Print out the material that follows word for word.

-- Start Source records --

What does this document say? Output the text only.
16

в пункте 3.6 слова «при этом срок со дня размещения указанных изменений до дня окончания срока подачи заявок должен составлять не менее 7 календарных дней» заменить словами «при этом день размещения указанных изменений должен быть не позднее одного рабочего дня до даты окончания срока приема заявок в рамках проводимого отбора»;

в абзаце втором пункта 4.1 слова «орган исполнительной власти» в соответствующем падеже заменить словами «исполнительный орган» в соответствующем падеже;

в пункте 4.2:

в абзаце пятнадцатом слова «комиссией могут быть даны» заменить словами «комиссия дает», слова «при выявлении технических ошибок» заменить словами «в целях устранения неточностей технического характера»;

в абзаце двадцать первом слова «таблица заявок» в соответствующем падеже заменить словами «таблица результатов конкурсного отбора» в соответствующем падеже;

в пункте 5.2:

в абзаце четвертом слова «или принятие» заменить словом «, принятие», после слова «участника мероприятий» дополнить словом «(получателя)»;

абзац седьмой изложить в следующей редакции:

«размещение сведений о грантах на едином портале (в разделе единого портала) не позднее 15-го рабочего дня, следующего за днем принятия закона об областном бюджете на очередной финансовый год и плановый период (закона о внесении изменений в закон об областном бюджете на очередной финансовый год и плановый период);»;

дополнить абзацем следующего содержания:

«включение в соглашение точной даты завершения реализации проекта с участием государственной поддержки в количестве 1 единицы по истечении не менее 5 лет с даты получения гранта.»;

-- End Source records --

• _The result_
What does this document say? Output the text only.
16

в пункте 3.6 слова «при этом срок со дня размещения указанных изменений до дня окончания срока подачи заявок должен составлять не менее 7 календарных дней» заменить словами «при этом день размещения указанных изменений должен быть не позднее одного рабочего дня до даты окончания срока приема заявок в рамках проводимого отбора»;

в абзаце втором пункта 4.1 слова «орган исполнительной власти» в соответствующем падеже заменить словами «исполнительный орган» в соответствующем падеже;

в пункте 4.2:

в абзаце пятнадцатом слова «комиссией могут быть даны» заменить словами «комиссия дает», слова «при выявлении технических ошибок» заменить словами «в целях устранения неточностей технического характера»;

в абзаце двадцать первом слова «таблица заявок» в соответствующем падеже заменить словами «таблица результатов конкурсного отбора» в соответствующем падеже;

в пункте 5.2:

в абзаце четвертом слова «или принятие» заменить словом «, принятие», после слова «участника мероприятий» дополнить словом «(получателя)»;

абзац седьмой изложить в следующей редакции:

«размещение сведений о грантах на едином портале (в разделе единого портала) не позднее 15-го рабочего дня, следующего за днем принятия закона об областном бюджете на очередной финансовый год и плановый период (закона о внесении изменений в закон об областном бюджете на очередной финансовый год и плановый период);»;

дополнить абзацем следующего содержания:

«включение в соглашение точной даты завершения реализации проекта с участием государственной поддержки в количестве 1 единицы по истечении не менее 5 лет с даты получения гранта.»;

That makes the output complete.